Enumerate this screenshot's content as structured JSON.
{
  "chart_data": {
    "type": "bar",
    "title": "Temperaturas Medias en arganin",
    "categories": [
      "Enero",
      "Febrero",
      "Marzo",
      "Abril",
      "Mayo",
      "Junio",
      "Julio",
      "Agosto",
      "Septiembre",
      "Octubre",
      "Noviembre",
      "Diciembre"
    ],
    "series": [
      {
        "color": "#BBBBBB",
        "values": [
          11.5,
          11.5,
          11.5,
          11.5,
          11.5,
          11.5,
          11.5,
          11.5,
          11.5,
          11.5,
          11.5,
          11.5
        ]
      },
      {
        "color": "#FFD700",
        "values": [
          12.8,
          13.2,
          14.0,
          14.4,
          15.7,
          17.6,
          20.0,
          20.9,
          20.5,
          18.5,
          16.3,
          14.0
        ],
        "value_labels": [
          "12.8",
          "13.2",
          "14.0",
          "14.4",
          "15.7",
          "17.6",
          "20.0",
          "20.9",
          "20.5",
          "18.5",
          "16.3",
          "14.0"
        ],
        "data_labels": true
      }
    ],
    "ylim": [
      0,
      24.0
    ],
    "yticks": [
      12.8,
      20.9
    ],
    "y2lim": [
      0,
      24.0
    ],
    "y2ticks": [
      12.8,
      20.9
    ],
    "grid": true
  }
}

▶ _WORK TO BE COMPLETED_: Repeat the data precisely, reproducing every entry.

▶ _SOLUTION BELOW_:
Enumerate this screenshot's content as structured JSON.
{
  "chart_data": {
    "type": "bar",
    "title": "Temperaturas Medias en arganin",
    "categories": [
      "Enero",
      "Febrero",
      "Marzo",
      "Abril",
      "Mayo",
      "Junio",
      "Julio",
      "Agosto",
      "Septiembre",
      "Octubre",
      "Noviembre",
      "Diciembre"
    ],
    "series": [
      {
        "color": "#BBBBBB",
        "values": [
          11.5,
          11.5,
          11.5,
          11.5,
          11.5,
          11.5,
          11.5,
          11.5,
          11.5,
          11.5,
          11.5,
          11.5
        ]
      },
      {
        "color": "#FFD700",
        "values": [
          12.8,
          13.2,
          14.0,
          14.4,
          15.7,
          17.6,
          20.0,
          20.9,
          20.5,
          18.5,
          16.3,
          14.0
        ],
        "value_labels": [
          "12.8",
          "13.2",
          "14.0",
          "14.4",
          "15.7",
          "17.6",
          "20.0",
          "20.9",
          "20.5",
          "18.5",
          "16.3",
          "14.0"
        ],
        "data_labels": true
      }
    ],
    "ylim": [
      0,
      24.0
    ],
    "yticks": [
      12.8,
      20.9
    ],
    "y2lim": [
      0,
      24.0
    ],
    "y2ticks": [
      12.8,
      20.9
    ],
    "grid": true
  }
}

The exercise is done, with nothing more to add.